REQUIREMENTS:
Identify the lines that contain the string "which", then copy each of them.

GIVEN RECORDS:
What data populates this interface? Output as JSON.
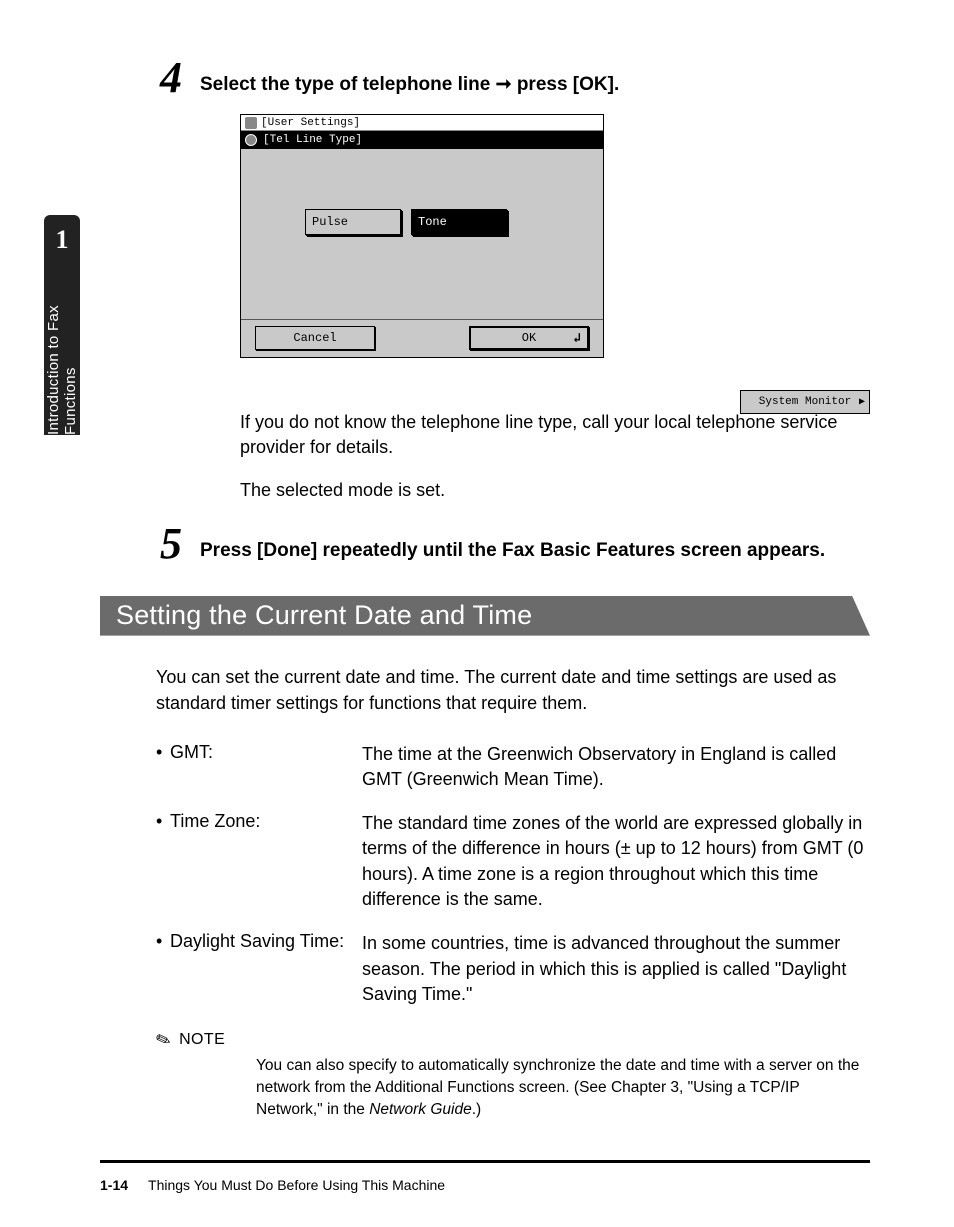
{
  "sidebar": {
    "chapter_number": "1",
    "chapter_title": "Introduction to Fax Functions"
  },
  "step4": {
    "num": "4",
    "text_before": "Select the type of telephone line ",
    "text_after": " press [OK].",
    "arrow": "➞"
  },
  "shot": {
    "ghost_title": "[User Settings]",
    "title": "[Tel Line Type]",
    "pulse": "Pulse",
    "tone": "Tone",
    "cancel": "Cancel",
    "ok": "OK",
    "ok_glyph": "↲",
    "sysmon": "System Monitor",
    "sysmon_glyph": "▶"
  },
  "para1": "If you do not know the telephone line type, call your local telephone service provider for details.",
  "para2": "The selected mode is set.",
  "step5": {
    "num": "5",
    "text": "Press [Done] repeatedly until the Fax Basic Features screen appears."
  },
  "section_title": "Setting the Current Date and Time",
  "intro": "You can set the current date and time. The current date and time settings are used as standard timer settings for functions that require them.",
  "defs": {
    "gmt": {
      "term": "GMT:",
      "desc": "The time at the Greenwich Observatory in England is called GMT (Greenwich Mean Time)."
    },
    "tz": {
      "term": "Time Zone:",
      "desc": "The standard time zones of the world are expressed globally in terms of the difference in hours (± up to 12 hours) from GMT (0 hours). A time zone is a region throughout which this time difference is the same."
    },
    "dst": {
      "term": "Daylight Saving Time:",
      "desc": "In some countries, time is advanced throughout the summer season. The period in which this is applied is called \"Daylight Saving Time.\""
    }
  },
  "note": {
    "icon": "✎",
    "label": "NOTE",
    "body_before": "You can also specify to automatically synchronize the date and time with a server on the network from the Additional Functions screen. (See Chapter 3, \"Using a TCP/IP Network,\" in the ",
    "body_em": "Network Guide",
    "body_after": ".)"
  },
  "footer": {
    "page": "1-14",
    "title": "Things You Must Do Before Using This Machine"
  }
}
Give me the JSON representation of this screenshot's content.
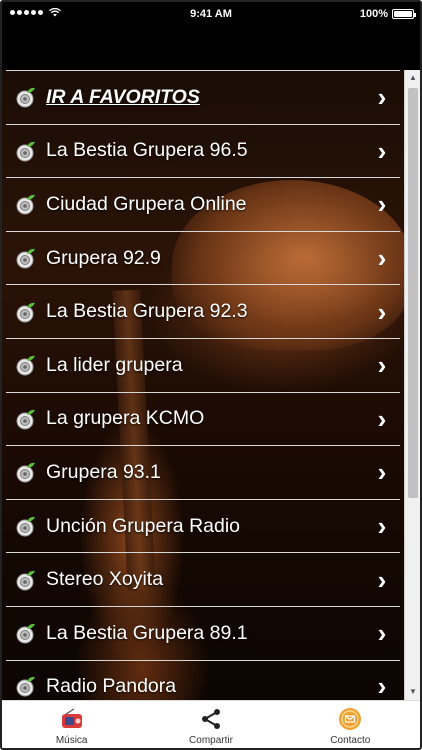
{
  "status_bar": {
    "time": "9:41 AM",
    "battery": "100%",
    "battery_level": 1.0
  },
  "list": {
    "items": [
      {
        "label": "IR A FAVORITOS",
        "favorite": true
      },
      {
        "label": "La Bestia Grupera 96.5"
      },
      {
        "label": "Ciudad Grupera Online"
      },
      {
        "label": "Grupera 92.9"
      },
      {
        "label": "La Bestia Grupera 92.3"
      },
      {
        "label": "La lider grupera"
      },
      {
        "label": "La grupera KCMO"
      },
      {
        "label": "Grupera 93.1"
      },
      {
        "label": "Unción Grupera Radio"
      },
      {
        "label": "Stereo Xoyita"
      },
      {
        "label": "La Bestia Grupera 89.1"
      },
      {
        "label": "Radio Pandora"
      }
    ],
    "item_icon": "radio-speaker-icon",
    "chevron_icon": "chevron-right-icon"
  },
  "tabbar": {
    "tabs": [
      {
        "label": "Música",
        "icon": "radio-icon"
      },
      {
        "label": "Compartir",
        "icon": "share-icon"
      },
      {
        "label": "Contacto",
        "icon": "contact-icon"
      }
    ]
  },
  "colors": {
    "accent_green": "#5bbf3a",
    "row_border": "#d8d8d8",
    "contact_orange": "#f0a030",
    "music_red": "#d93a3a"
  }
}
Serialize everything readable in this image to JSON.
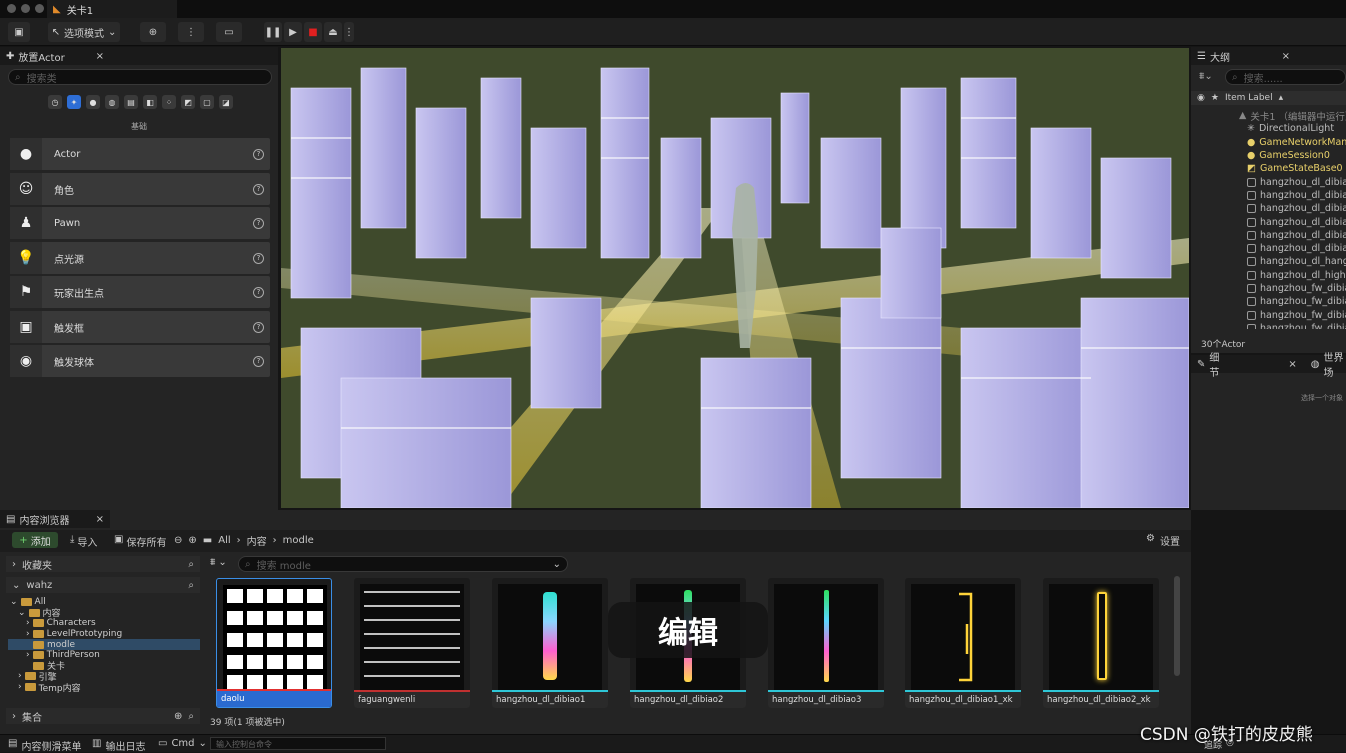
{
  "window": {
    "tab_title": "关卡1"
  },
  "toolbar": {
    "mode_label": "选项模式"
  },
  "place_actor": {
    "title": "放置Actor",
    "search_placeholder": "搜索类",
    "category_label": "基础",
    "items": [
      {
        "label": "Actor",
        "icon": "sphere-icon"
      },
      {
        "label": "角色",
        "icon": "character-icon"
      },
      {
        "label": "Pawn",
        "icon": "pawn-icon"
      },
      {
        "label": "点光源",
        "icon": "point-light-icon"
      },
      {
        "label": "玩家出生点",
        "icon": "player-start-icon"
      },
      {
        "label": "触发框",
        "icon": "trigger-box-icon"
      },
      {
        "label": "触发球体",
        "icon": "trigger-sphere-icon"
      }
    ]
  },
  "outliner": {
    "title": "大纲",
    "search_placeholder": "搜索......",
    "column_label": "Item Label",
    "root": "关卡1 （编辑器中运行）",
    "items": [
      "DirectionalLight",
      "GameNetworkManager",
      "GameSession0",
      "GameStateBase0",
      "hangzhou_dl_dibiao1",
      "hangzhou_dl_dibiao1",
      "hangzhou_dl_dibiao2",
      "hangzhou_dl_dibiao2",
      "hangzhou_dl_dibiao3",
      "hangzhou_dl_dibiao3",
      "hangzhou_dl_hangzhou",
      "hangzhou_dl_highway",
      "hangzhou_fw_dibiao1",
      "hangzhou_fw_dibiao1",
      "hangzhou_fw_dibiao2",
      "hangzhou_fw_dibiao2"
    ],
    "count": "30个Actor"
  },
  "details": {
    "title": "细节",
    "world_tab": "世界场",
    "hint": "选择一个对象"
  },
  "content_browser": {
    "title": "内容浏览器",
    "add": "添加",
    "import": "导入",
    "save_all": "保存所有",
    "breadcrumb": [
      "All",
      "内容",
      "modle"
    ],
    "settings": "设置",
    "favorites": "收藏夹",
    "project": "wahz",
    "search_placeholder": "搜索 modle",
    "tree": [
      "All",
      "内容",
      "Characters",
      "LevelPrototyping",
      "modle",
      "ThirdPerson",
      "关卡",
      "引擎",
      "Temp内容"
    ],
    "collections": "集合",
    "status": "39 项(1 项被选中)",
    "assets": [
      {
        "name": "daolu",
        "bar": "#e03030"
      },
      {
        "name": "faguangwenli",
        "bar": "#c03030"
      },
      {
        "name": "hangzhou_dl_dibiao1",
        "bar": "#2ec6d6"
      },
      {
        "name": "hangzhou_dl_dibiao2",
        "bar": "#2ec6d6"
      },
      {
        "name": "hangzhou_dl_dibiao3",
        "bar": "#2ec6d6"
      },
      {
        "name": "hangzhou_dl_dibiao1_xk",
        "bar": "#2ec6d6"
      },
      {
        "name": "hangzhou_dl_dibiao2_xk",
        "bar": "#2ec6d6"
      }
    ]
  },
  "overlay": {
    "edit_label": "编辑"
  },
  "statusbar": {
    "drawer": "内容侧滑菜单",
    "output_log": "输出日志",
    "cmd": "Cmd",
    "console_placeholder": "输入控制台命令",
    "trace": "追踪"
  },
  "watermark": "CSDN @铁打的皮皮熊"
}
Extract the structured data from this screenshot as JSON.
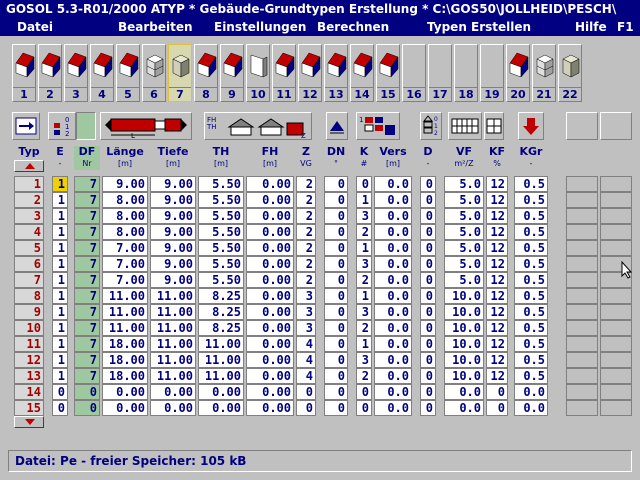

EXERCISE SOLUTION:
      "desc": "The standard time zones of the world are expressed globally in terms of the difference in hours (± up to 12 hours) from GMT (0 hours). A time zone is a region throughout which this time difference is the same."
      "desc": "In some countries, time is advanced throughout the summer season. The period in which this is applied is called \"Daylight Saving Time.\""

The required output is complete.